What is asked => Please quote the items below word for word, from the first line down to and including the line containing "step-photo-3: 03 <box>32 555 383 741</box>".

(Spatial annotation records)
------------------------------------------------

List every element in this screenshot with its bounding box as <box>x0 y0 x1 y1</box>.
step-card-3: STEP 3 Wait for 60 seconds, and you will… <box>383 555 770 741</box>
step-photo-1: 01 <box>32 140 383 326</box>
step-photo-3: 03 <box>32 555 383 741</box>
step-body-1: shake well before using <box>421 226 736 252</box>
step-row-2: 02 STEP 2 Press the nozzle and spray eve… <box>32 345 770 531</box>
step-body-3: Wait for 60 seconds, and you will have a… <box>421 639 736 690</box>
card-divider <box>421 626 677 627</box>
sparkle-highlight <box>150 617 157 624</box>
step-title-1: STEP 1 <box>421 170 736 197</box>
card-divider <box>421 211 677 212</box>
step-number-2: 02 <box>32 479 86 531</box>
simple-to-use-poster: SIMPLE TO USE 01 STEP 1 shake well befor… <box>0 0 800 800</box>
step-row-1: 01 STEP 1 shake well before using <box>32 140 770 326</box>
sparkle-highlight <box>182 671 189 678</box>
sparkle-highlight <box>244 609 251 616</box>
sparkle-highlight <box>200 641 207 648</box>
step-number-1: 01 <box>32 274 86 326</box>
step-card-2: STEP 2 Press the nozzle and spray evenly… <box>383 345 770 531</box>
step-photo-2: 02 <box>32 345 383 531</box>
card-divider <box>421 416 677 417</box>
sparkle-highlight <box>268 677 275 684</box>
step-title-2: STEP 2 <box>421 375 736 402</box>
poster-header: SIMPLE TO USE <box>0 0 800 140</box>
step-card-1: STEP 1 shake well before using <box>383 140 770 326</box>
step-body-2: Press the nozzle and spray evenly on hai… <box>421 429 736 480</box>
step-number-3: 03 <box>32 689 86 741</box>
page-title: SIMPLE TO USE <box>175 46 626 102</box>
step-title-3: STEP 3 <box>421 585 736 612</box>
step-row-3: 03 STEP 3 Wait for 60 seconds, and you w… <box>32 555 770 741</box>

------------------------------------------------

Solution =>
List every element in this screenshot with its bounding box as <box>x0 y0 x1 y1</box>.
step-card-3: STEP 3 Wait for 60 seconds, and you will… <box>383 555 770 741</box>
step-photo-1: 01 <box>32 140 383 326</box>
step-photo-3: 03 <box>32 555 383 741</box>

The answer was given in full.